## Stored records
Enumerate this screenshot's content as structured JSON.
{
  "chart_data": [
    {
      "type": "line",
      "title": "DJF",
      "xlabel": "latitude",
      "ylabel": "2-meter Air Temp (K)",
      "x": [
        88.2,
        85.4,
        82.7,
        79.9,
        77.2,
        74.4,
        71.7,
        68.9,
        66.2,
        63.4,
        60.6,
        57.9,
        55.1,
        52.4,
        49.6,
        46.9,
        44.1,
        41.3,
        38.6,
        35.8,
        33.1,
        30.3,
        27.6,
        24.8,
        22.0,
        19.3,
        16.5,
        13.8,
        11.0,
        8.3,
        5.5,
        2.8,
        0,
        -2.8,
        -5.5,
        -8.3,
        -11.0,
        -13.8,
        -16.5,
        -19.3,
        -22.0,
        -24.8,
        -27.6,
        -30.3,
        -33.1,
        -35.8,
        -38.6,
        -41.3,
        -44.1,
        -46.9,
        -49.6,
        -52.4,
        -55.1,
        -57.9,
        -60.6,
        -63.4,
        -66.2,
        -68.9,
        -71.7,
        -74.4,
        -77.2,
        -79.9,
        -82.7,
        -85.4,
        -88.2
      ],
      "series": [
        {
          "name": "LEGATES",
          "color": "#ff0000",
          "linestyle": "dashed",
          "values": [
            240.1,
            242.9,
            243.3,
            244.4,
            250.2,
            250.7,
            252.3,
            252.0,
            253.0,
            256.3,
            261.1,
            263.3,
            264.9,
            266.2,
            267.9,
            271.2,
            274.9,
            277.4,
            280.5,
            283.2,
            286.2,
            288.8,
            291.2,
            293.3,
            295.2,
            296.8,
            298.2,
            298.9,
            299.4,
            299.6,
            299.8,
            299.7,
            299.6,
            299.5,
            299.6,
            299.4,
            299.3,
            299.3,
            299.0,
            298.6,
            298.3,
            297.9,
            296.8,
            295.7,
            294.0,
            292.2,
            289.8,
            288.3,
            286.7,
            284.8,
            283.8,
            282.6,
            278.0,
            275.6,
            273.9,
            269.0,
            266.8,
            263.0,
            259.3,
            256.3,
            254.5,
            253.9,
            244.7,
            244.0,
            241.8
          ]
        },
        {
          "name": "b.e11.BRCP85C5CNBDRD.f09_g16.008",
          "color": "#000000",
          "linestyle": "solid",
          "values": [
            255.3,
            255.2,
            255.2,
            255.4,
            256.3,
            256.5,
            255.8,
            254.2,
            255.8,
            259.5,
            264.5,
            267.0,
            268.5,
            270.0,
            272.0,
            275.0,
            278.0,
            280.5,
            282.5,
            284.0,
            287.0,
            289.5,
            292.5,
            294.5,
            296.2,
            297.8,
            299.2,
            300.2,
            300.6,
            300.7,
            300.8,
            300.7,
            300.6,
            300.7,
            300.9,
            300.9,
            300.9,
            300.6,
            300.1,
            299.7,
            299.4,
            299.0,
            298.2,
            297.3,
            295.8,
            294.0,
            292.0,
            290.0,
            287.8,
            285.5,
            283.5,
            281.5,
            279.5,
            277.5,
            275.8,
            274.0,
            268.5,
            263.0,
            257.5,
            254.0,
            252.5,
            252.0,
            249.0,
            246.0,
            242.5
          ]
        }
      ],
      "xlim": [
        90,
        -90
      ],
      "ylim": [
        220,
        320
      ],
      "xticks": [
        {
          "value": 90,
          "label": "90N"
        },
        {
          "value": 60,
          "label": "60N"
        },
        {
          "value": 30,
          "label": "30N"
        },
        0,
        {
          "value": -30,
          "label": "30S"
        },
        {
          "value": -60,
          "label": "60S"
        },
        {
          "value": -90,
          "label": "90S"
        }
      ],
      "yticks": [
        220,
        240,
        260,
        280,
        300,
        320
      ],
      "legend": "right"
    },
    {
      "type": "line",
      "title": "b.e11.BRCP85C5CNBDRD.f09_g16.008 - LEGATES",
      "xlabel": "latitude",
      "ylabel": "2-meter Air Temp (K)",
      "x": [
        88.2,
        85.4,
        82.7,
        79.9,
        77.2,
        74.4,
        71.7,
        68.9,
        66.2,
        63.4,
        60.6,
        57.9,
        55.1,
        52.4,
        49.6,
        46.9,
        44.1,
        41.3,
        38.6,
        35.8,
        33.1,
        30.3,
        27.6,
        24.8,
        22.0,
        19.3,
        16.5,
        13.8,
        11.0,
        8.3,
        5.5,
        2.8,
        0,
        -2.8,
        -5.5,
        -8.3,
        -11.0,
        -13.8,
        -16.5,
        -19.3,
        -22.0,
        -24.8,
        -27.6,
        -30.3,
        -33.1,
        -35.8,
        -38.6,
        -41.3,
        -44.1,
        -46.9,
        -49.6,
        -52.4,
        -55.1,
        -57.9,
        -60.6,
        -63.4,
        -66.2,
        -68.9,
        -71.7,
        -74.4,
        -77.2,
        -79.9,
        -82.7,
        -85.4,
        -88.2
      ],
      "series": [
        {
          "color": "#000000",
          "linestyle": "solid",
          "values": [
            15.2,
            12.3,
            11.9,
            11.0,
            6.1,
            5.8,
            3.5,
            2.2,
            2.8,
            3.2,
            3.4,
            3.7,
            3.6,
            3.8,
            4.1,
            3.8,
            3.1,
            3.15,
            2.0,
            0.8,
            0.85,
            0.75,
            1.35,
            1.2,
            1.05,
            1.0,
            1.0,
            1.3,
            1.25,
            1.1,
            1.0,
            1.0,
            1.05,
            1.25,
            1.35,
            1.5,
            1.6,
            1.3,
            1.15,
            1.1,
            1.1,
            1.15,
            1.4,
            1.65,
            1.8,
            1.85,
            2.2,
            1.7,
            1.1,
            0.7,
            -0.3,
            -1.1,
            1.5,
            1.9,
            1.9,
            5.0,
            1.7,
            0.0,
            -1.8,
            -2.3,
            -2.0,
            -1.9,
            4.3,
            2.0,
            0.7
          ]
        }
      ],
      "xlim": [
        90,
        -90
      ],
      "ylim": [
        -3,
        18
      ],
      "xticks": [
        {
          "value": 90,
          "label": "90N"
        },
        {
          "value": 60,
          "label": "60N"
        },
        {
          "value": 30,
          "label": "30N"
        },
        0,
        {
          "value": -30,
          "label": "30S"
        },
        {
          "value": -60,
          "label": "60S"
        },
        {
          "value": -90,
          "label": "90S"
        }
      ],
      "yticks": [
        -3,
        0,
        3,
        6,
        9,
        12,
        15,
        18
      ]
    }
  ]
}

## Work to do
Take the entries and copy them out exactly.

## Worked answer
Enumerate this screenshot's content as structured JSON.
{
  "chart_data": [
    {
      "type": "line",
      "title": "DJF",
      "xlabel": "latitude",
      "ylabel": "2-meter Air Temp (K)",
      "x": [
        88.2,
        85.4,
        82.7,
        79.9,
        77.2,
        74.4,
        71.7,
        68.9,
        66.2,
        63.4,
        60.6,
        57.9,
        55.1,
        52.4,
        49.6,
        46.9,
        44.1,
        41.3,
        38.6,
        35.8,
        33.1,
        30.3,
        27.6,
        24.8,
        22.0,
        19.3,
        16.5,
        13.8,
        11.0,
        8.3,
        5.5,
        2.8,
        0,
        -2.8,
        -5.5,
        -8.3,
        -11.0,
        -13.8,
        -16.5,
        -19.3,
        -22.0,
        -24.8,
        -27.6,
        -30.3,
        -33.1,
        -35.8,
        -38.6,
        -41.3,
        -44.1,
        -46.9,
        -49.6,
        -52.4,
        -55.1,
        -57.9,
        -60.6,
        -63.4,
        -66.2,
        -68.9,
        -71.7,
        -74.4,
        -77.2,
        -79.9,
        -82.7,
        -85.4,
        -88.2
      ],
      "series": [
        {
          "name": "LEGATES",
          "color": "#ff0000",
          "linestyle": "dashed",
          "values": [
            240.1,
            242.9,
            243.3,
            244.4,
            250.2,
            250.7,
            252.3,
            252.0,
            253.0,
            256.3,
            261.1,
            263.3,
            264.9,
            266.2,
            267.9,
            271.2,
            274.9,
            277.4,
            280.5,
            283.2,
            286.2,
            288.8,
            291.2,
            293.3,
            295.2,
            296.8,
            298.2,
            298.9,
            299.4,
            299.6,
            299.8,
            299.7,
            299.6,
            299.5,
            299.6,
            299.4,
            299.3,
            299.3,
            299.0,
            298.6,
            298.3,
            297.9,
            296.8,
            295.7,
            294.0,
            292.2,
            289.8,
            288.3,
            286.7,
            284.8,
            283.8,
            282.6,
            278.0,
            275.6,
            273.9,
            269.0,
            266.8,
            263.0,
            259.3,
            256.3,
            254.5,
            253.9,
            244.7,
            244.0,
            241.8
          ]
        },
        {
          "name": "b.e11.BRCP85C5CNBDRD.f09_g16.008",
          "color": "#000000",
          "linestyle": "solid",
          "values": [
            255.3,
            255.2,
            255.2,
            255.4,
            256.3,
            256.5,
            255.8,
            254.2,
            255.8,
            259.5,
            264.5,
            267.0,
            268.5,
            270.0,
            272.0,
            275.0,
            278.0,
            280.5,
            282.5,
            284.0,
            287.0,
            289.5,
            292.5,
            294.5,
            296.2,
            297.8,
            299.2,
            300.2,
            300.6,
            300.7,
            300.8,
            300.7,
            300.6,
            300.7,
            300.9,
            300.9,
            300.9,
            300.6,
            300.1,
            299.7,
            299.4,
            299.0,
            298.2,
            297.3,
            295.8,
            294.0,
            292.0,
            290.0,
            287.8,
            285.5,
            283.5,
            281.5,
            279.5,
            277.5,
            275.8,
            274.0,
            268.5,
            263.0,
            257.5,
            254.0,
            252.5,
            252.0,
            249.0,
            246.0,
            242.5
          ]
        }
      ],
      "xlim": [
        90,
        -90
      ],
      "ylim": [
        220,
        320
      ],
      "xticks": [
        {
          "value": 90,
          "label": "90N"
        },
        {
          "value": 60,
          "label": "60N"
        },
        {
          "value": 30,
          "label": "30N"
        },
        0,
        {
          "value": -30,
          "label": "30S"
        },
        {
          "value": -60,
          "label": "60S"
        },
        {
          "value": -90,
          "label": "90S"
        }
      ],
      "yticks": [
        220,
        240,
        260,
        280,
        300,
        320
      ],
      "legend": "right"
    },
    {
      "type": "line",
      "title": "b.e11.BRCP85C5CNBDRD.f09_g16.008 - LEGATES",
      "xlabel": "latitude",
      "ylabel": "2-meter Air Temp (K)",
      "x": [
        88.2,
        85.4,
        82.7,
        79.9,
        77.2,
        74.4,
        71.7,
        68.9,
        66.2,
        63.4,
        60.6,
        57.9,
        55.1,
        52.4,
        49.6,
        46.9,
        44.1,
        41.3,
        38.6,
        35.8,
        33.1,
        30.3,
        27.6,
        24.8,
        22.0,
        19.3,
        16.5,
        13.8,
        11.0,
        8.3,
        5.5,
        2.8,
        0,
        -2.8,
        -5.5,
        -8.3,
        -11.0,
        -13.8,
        -16.5,
        -19.3,
        -22.0,
        -24.8,
        -27.6,
        -30.3,
        -33.1,
        -35.8,
        -38.6,
        -41.3,
        -44.1,
        -46.9,
        -49.6,
        -52.4,
        -55.1,
        -57.9,
        -60.6,
        -63.4,
        -66.2,
        -68.9,
        -71.7,
        -74.4,
        -77.2,
        -79.9,
        -82.7,
        -85.4,
        -88.2
      ],
      "series": [
        {
          "color": "#000000",
          "linestyle": "solid",
          "values": [
            15.2,
            12.3,
            11.9,
            11.0,
            6.1,
            5.8,
            3.5,
            2.2,
            2.8,
            3.2,
            3.4,
            3.7,
            3.6,
            3.8,
            4.1,
            3.8,
            3.1,
            3.15,
            2.0,
            0.8,
            0.85,
            0.75,
            1.35,
            1.2,
            1.05,
            1.0,
            1.0,
            1.3,
            1.25,
            1.1,
            1.0,
            1.0,
            1.05,
            1.25,
            1.35,
            1.5,
            1.6,
            1.3,
            1.15,
            1.1,
            1.1,
            1.15,
            1.4,
            1.65,
            1.8,
            1.85,
            2.2,
            1.7,
            1.1,
            0.7,
            -0.3,
            -1.1,
            1.5,
            1.9,
            1.9,
            5.0,
            1.7,
            0.0,
            -1.8,
            -2.3,
            -2.0,
            -1.9,
            4.3,
            2.0,
            0.7
          ]
        }
      ],
      "xlim": [
        90,
        -90
      ],
      "ylim": [
        -3,
        18
      ],
      "xticks": [
        {
          "value": 90,
          "label": "90N"
        },
        {
          "value": 60,
          "label": "60N"
        },
        {
          "value": 30,
          "label": "30N"
        },
        0,
        {
          "value": -30,
          "label": "30S"
        },
        {
          "value": -60,
          "label": "60S"
        },
        {
          "value": -90,
          "label": "90S"
        }
      ],
      "yticks": [
        -3,
        0,
        3,
        6,
        9,
        12,
        15,
        18
      ]
    }
  ]
}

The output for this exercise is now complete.